[Data items]
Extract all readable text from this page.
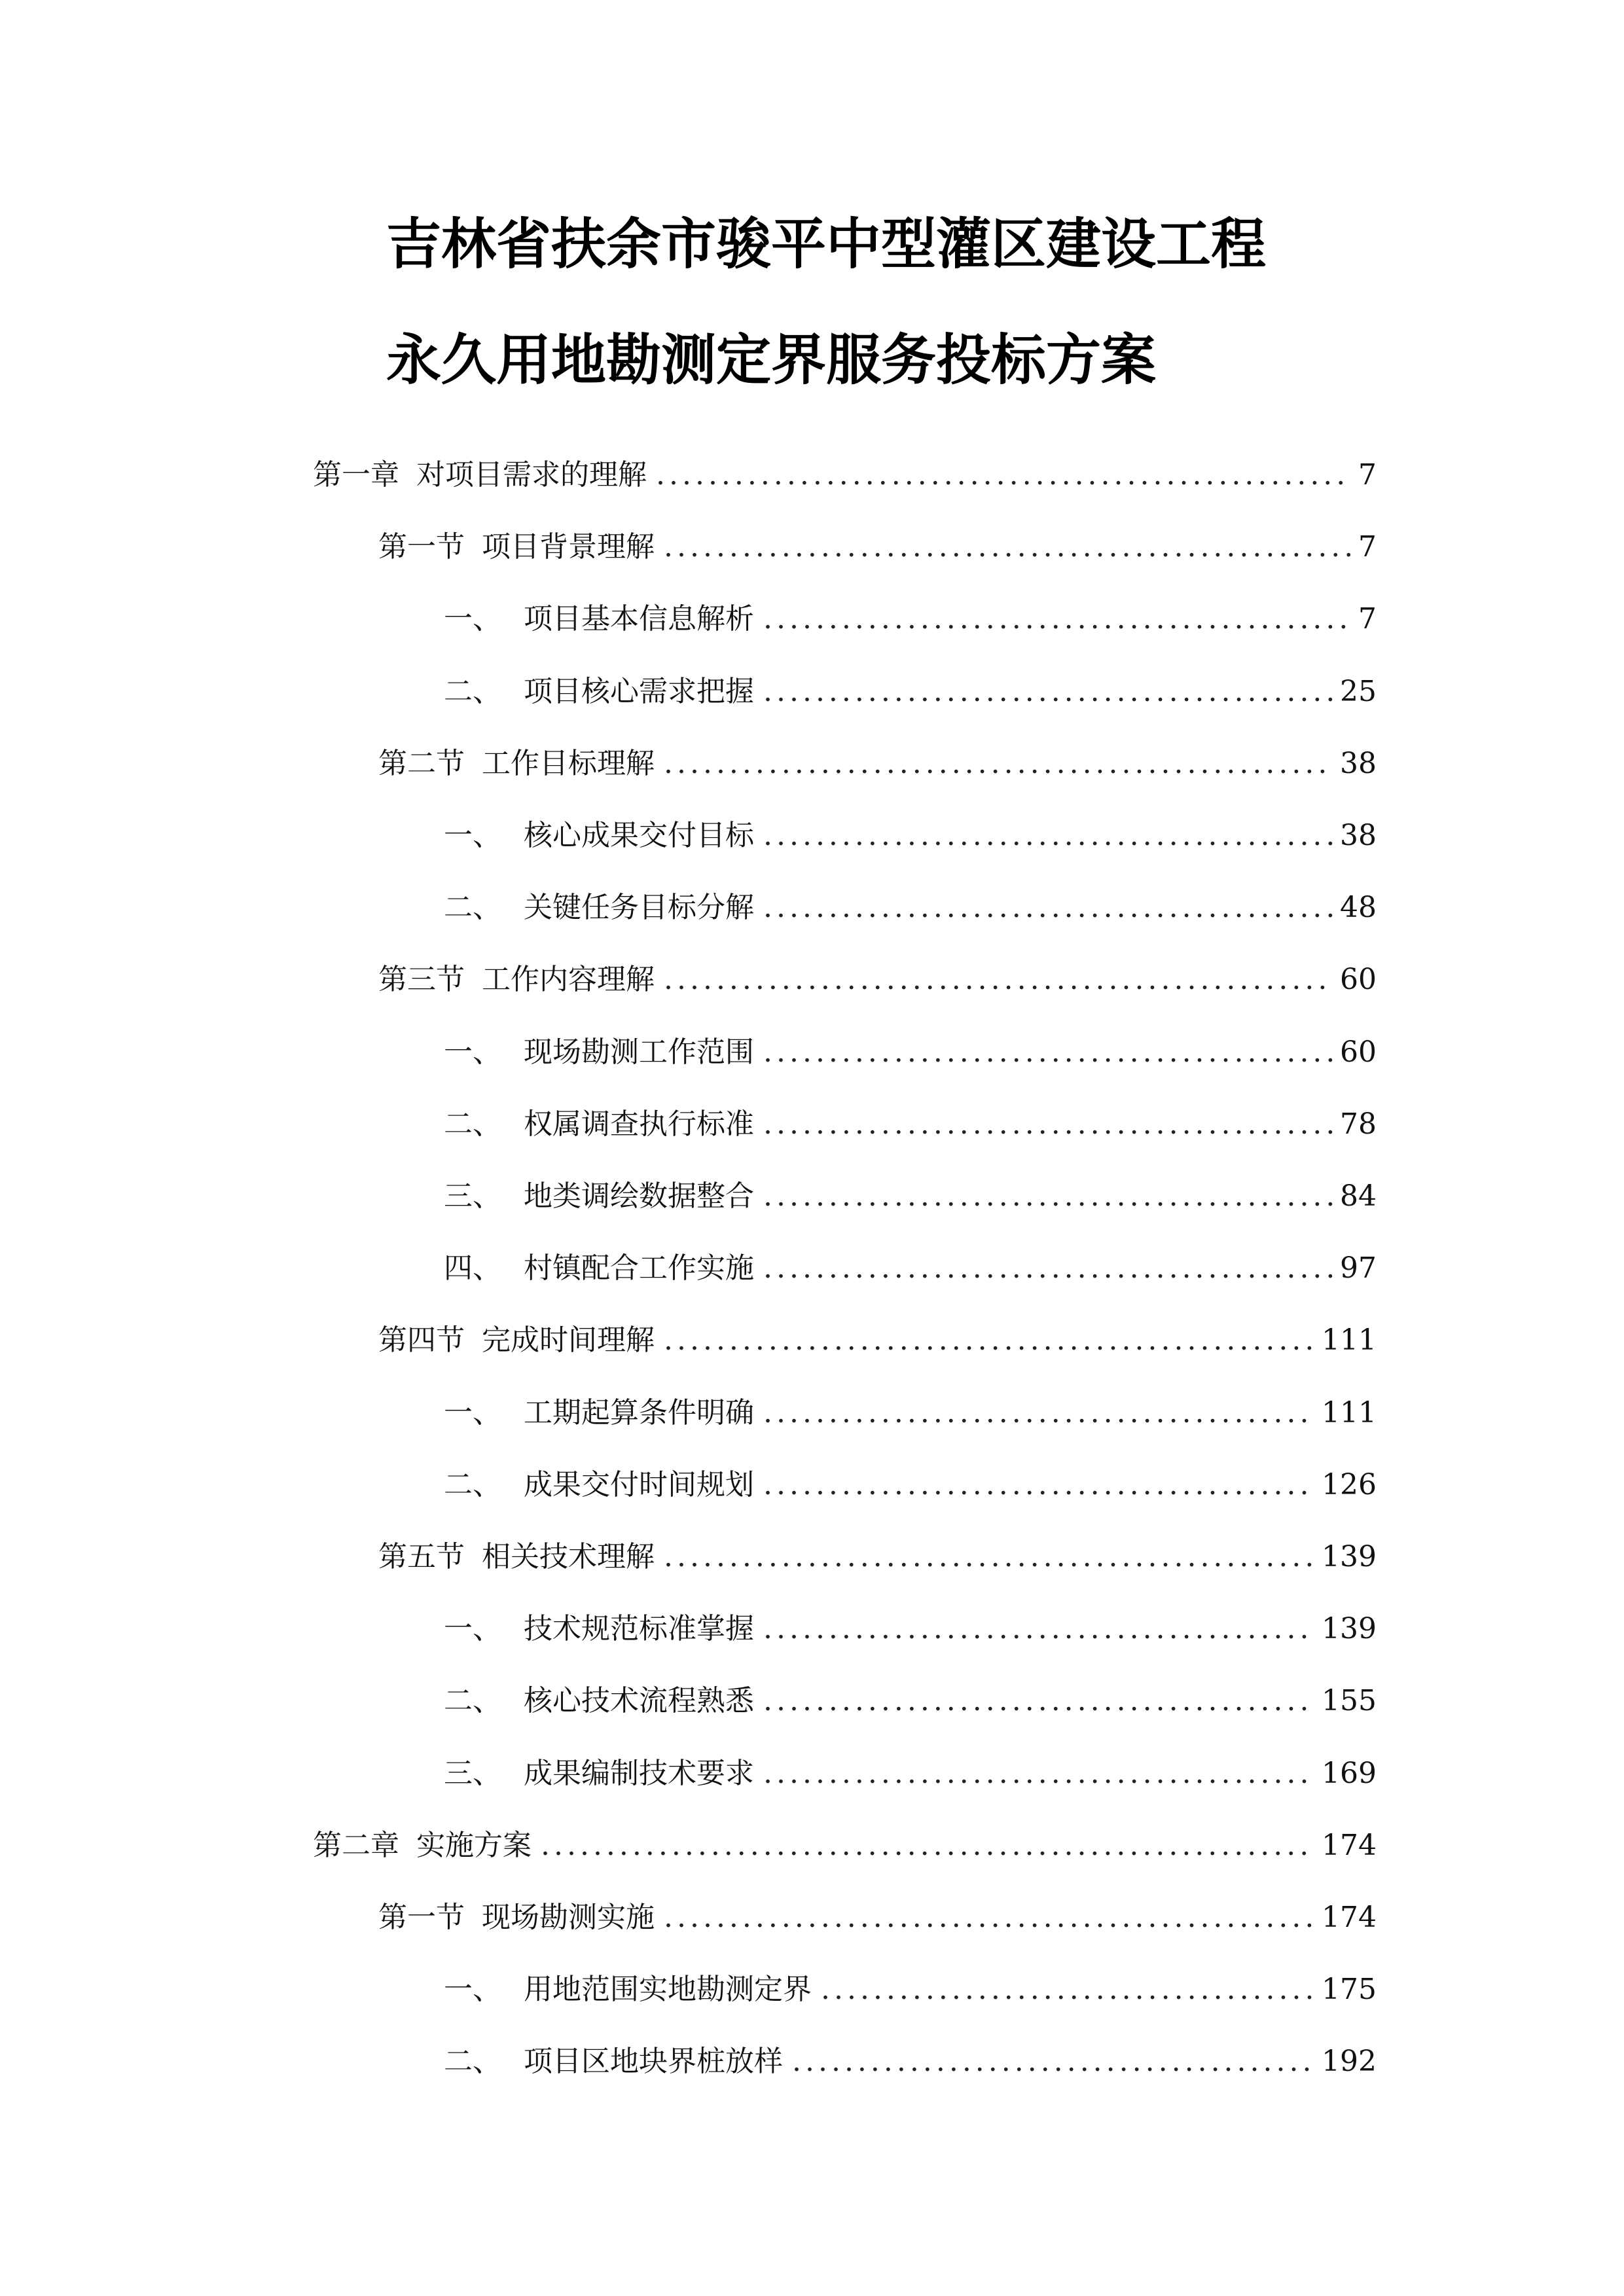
吉林省扶余市骏平中型灌区建设工程
永久用地勘测定界服务投标方案
第一章 对项目需求的理解 .....	7
第一节 项目背景理解 .....	7
一、 项目基本信息解析 .....	7
二、 项目核心需求把握 .....	25
第二节 工作目标理解 .....	38
一、 核心成果交付目标 .....	38
二、 关键任务目标分解 .....	48
第三节 工作内容理解 .....	60
一、 现场勘测工作范围 .....	60
二、 权属调查执行标准 .....	78
三、 地类调绘数据整合 .....	84
四、 村镇配合工作实施 .....	97
第四节 完成时间理解 .....	111
一、 工期起算条件明确 .....	111
二、 成果交付时间规划 .....	126
第五节 相关技术理解 .....	139
一、 技术规范标准掌握 .....	139
二、 核心技术流程熟悉 .....	155
三、 成果编制技术要求 .....	169
第二章 实施方案 .....	174
第一节 现场勘测实施 .....	174
一、 用地范围实地勘测定界 .....	175
二、 项目区地块界桩放样 .....	192
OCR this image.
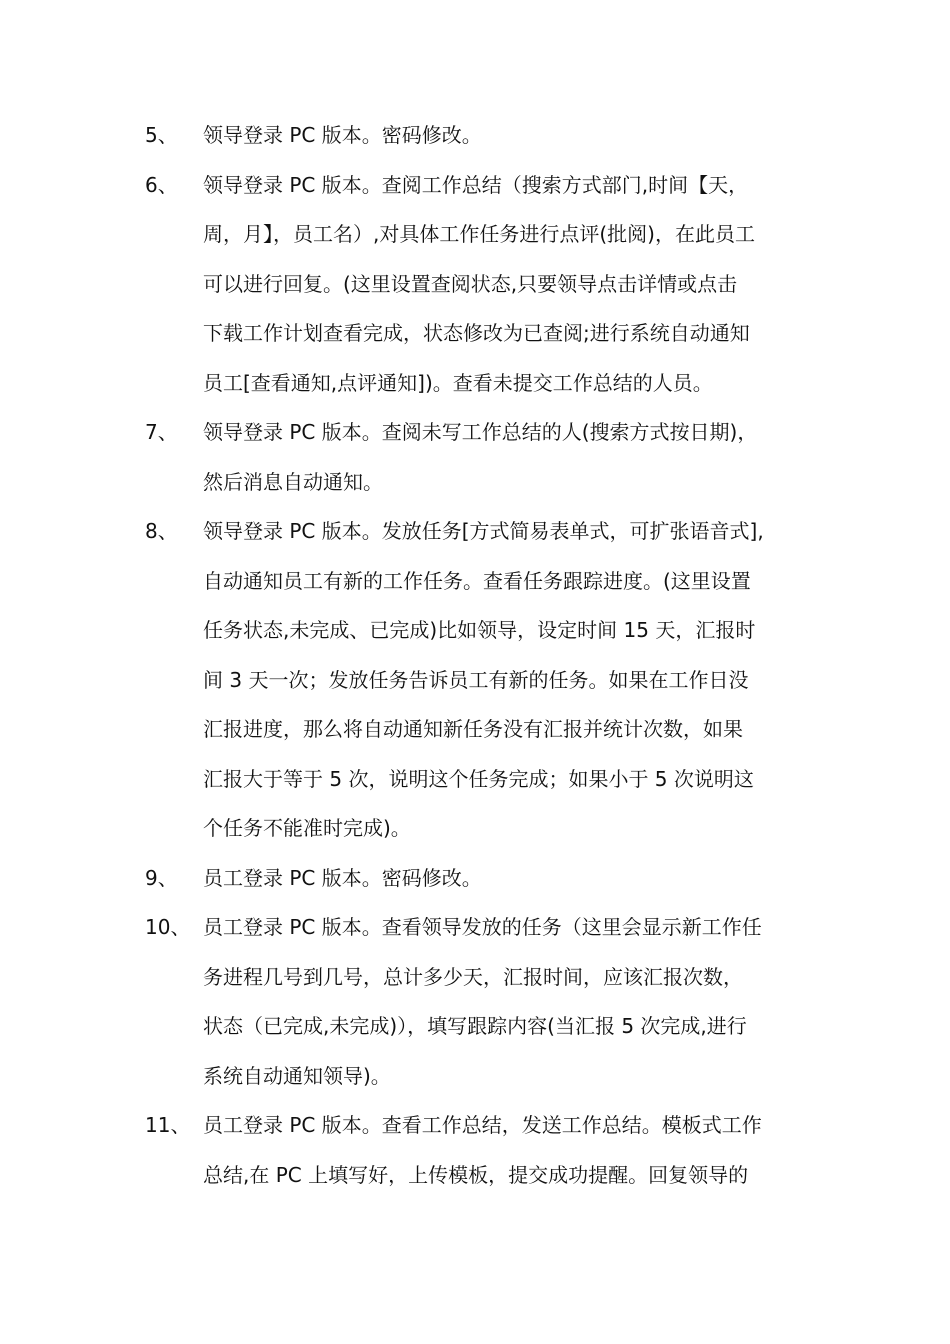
5、	领导登录 PC 版本。密码修改。
6、	领导登录 PC 版本。查阅工作总结（搜索方式部门,时间【天，
周，月】，员工名）,对具体工作任务进行点评(批阅)，在此员工
可以进行回复。(这里设置查阅状态,只要领导点击详情或点击
下载工作计划查看完成，状态修改为已查阅;进行系统自动通知
员工[查看通知,点评通知])。查看未提交工作总结的人员。
7、	领导登录 PC 版本。查阅未写工作总结的人(搜索方式按日期)，
然后消息自动通知。
8、	领导登录 PC 版本。发放任务[方式简易表单式，可扩张语音式],
自动通知员工有新的工作任务。查看任务跟踪进度。(这里设置
任务状态,未完成、已完成)比如领导，设定时间 15 天，汇报时
间 3 天一次；发放任务告诉员工有新的任务。如果在工作日没
汇报进度，那么将自动通知新任务没有汇报并统计次数，如果
汇报大于等于 5 次，说明这个任务完成；如果小于 5 次说明这
个任务不能准时完成)。
9、	员工登录 PC 版本。密码修改。
10、 员工登录 PC 版本。查看领导发放的任务（这里会显示新工作任
务进程几号到几号，总计多少天，汇报时间，应该汇报次数，
状态（已完成,未完成)），填写跟踪内容(当汇报 5 次完成,进行
系统自动通知领导)。
11、 员工登录 PC 版本。查看工作总结，发送工作总结。模板式工作
总结,在 PC 上填写好，上传模板，提交成功提醒。回复领导的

■ Problem to work on: Copy down every line of the material above that includes the string "领导登录".

■ Response below:
5、	领导登录 PC 版本。密码修改。
6、	领导登录 PC 版本。查阅工作总结（搜索方式部门,时间【天，
7、	领导登录 PC 版本。查阅未写工作总结的人(搜索方式按日期)，
8、	领导登录 PC 版本。发放任务[方式简易表单式，可扩张语音式],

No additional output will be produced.